### Exercise task
Set down the full listing exactly as given. Any pictures are to be left out.

### Extracted records
#####

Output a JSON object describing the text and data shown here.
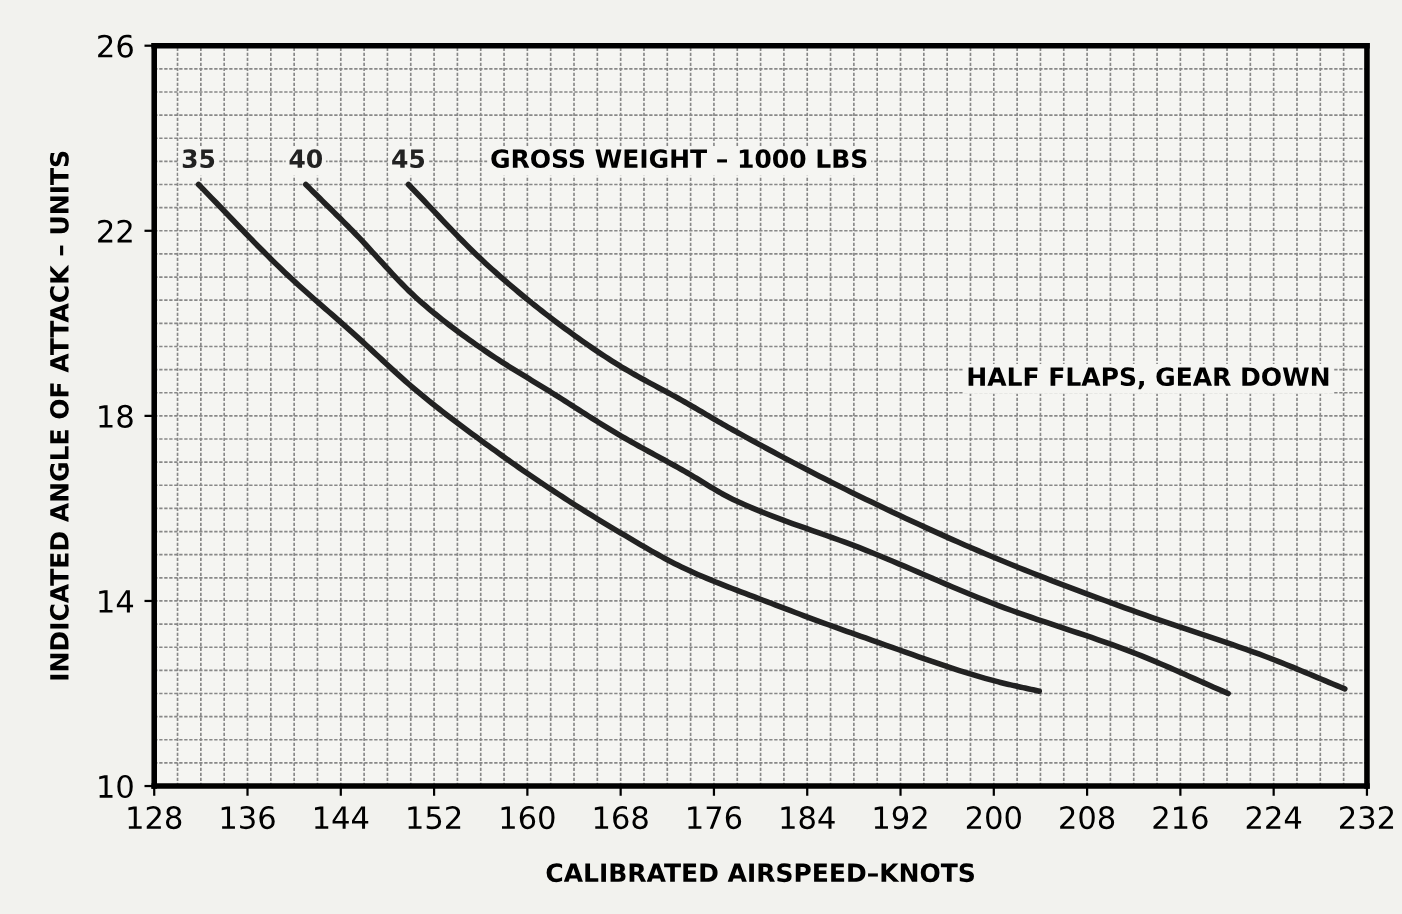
{
  "chart_data": {
    "type": "line",
    "xlabel": "CALIBRATED AIRSPEED–KNOTS",
    "ylabel": "INDICATED ANGLE OF ATTACK – UNITS",
    "legend_title": "GROSS WEIGHT – 1000 LBS",
    "annotations": [
      "HALF FLAPS, GEAR DOWN"
    ],
    "series": [
      {
        "name": "35",
        "color": "#222222",
        "x": [
          131.8,
          139.2,
          145.0,
          150.7,
          156.4,
          162.1,
          167.8,
          173.5,
          180.9,
          189.0,
          200.4,
          203.9
        ],
        "values": [
          23.0,
          21.1,
          19.8,
          18.5,
          17.4,
          16.4,
          15.5,
          14.7,
          13.95,
          13.2,
          12.25,
          12.05
        ]
      },
      {
        "name": "40",
        "color": "#222222",
        "x": [
          141.0,
          145.0,
          150.7,
          156.4,
          162.1,
          167.8,
          173.5,
          177.6,
          189.0,
          200.4,
          211.8,
          220.1
        ],
        "values": [
          23.0,
          22.0,
          20.5,
          19.4,
          18.5,
          17.6,
          16.8,
          16.2,
          15.1,
          13.9,
          12.9,
          12.0
        ]
      },
      {
        "name": "45",
        "color": "#222222",
        "x": [
          149.8,
          156.4,
          162.1,
          167.8,
          173.5,
          177.6,
          189.0,
          200.4,
          211.8,
          223.3,
          230.1
        ],
        "values": [
          23.0,
          21.3,
          20.1,
          19.1,
          18.3,
          17.7,
          16.2,
          14.9,
          13.8,
          12.8,
          12.1
        ]
      }
    ],
    "xlim": [
      128,
      232
    ],
    "xticks": [
      128,
      136,
      144,
      152,
      160,
      168,
      176,
      184,
      192,
      200,
      208,
      216,
      224,
      232
    ],
    "ylim": [
      10,
      26
    ],
    "yticks": [
      10,
      14,
      18,
      22,
      26
    ],
    "grid": true,
    "marker": "none",
    "line_style": "solid"
  }
}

#####

### Task result
Output a JSON object describing the text and data shown here.
{
  "chart_data": {
    "type": "line",
    "xlabel": "CALIBRATED AIRSPEED–KNOTS",
    "ylabel": "INDICATED ANGLE OF ATTACK – UNITS",
    "legend_title": "GROSS WEIGHT – 1000 LBS",
    "annotations": [
      "HALF FLAPS, GEAR DOWN"
    ],
    "series": [
      {
        "name": "35",
        "color": "#222222",
        "x": [
          131.8,
          139.2,
          145.0,
          150.7,
          156.4,
          162.1,
          167.8,
          173.5,
          180.9,
          189.0,
          200.4,
          203.9
        ],
        "values": [
          23.0,
          21.1,
          19.8,
          18.5,
          17.4,
          16.4,
          15.5,
          14.7,
          13.95,
          13.2,
          12.25,
          12.05
        ]
      },
      {
        "name": "40",
        "color": "#222222",
        "x": [
          141.0,
          145.0,
          150.7,
          156.4,
          162.1,
          167.8,
          173.5,
          177.6,
          189.0,
          200.4,
          211.8,
          220.1
        ],
        "values": [
          23.0,
          22.0,
          20.5,
          19.4,
          18.5,
          17.6,
          16.8,
          16.2,
          15.1,
          13.9,
          12.9,
          12.0
        ]
      },
      {
        "name": "45",
        "color": "#222222",
        "x": [
          149.8,
          156.4,
          162.1,
          167.8,
          173.5,
          177.6,
          189.0,
          200.4,
          211.8,
          223.3,
          230.1
        ],
        "values": [
          23.0,
          21.3,
          20.1,
          19.1,
          18.3,
          17.7,
          16.2,
          14.9,
          13.8,
          12.8,
          12.1
        ]
      }
    ],
    "xlim": [
      128,
      232
    ],
    "xticks": [
      128,
      136,
      144,
      152,
      160,
      168,
      176,
      184,
      192,
      200,
      208,
      216,
      224,
      232
    ],
    "ylim": [
      10,
      26
    ],
    "yticks": [
      10,
      14,
      18,
      22,
      26
    ],
    "grid": true,
    "marker": "none",
    "line_style": "solid"
  }
}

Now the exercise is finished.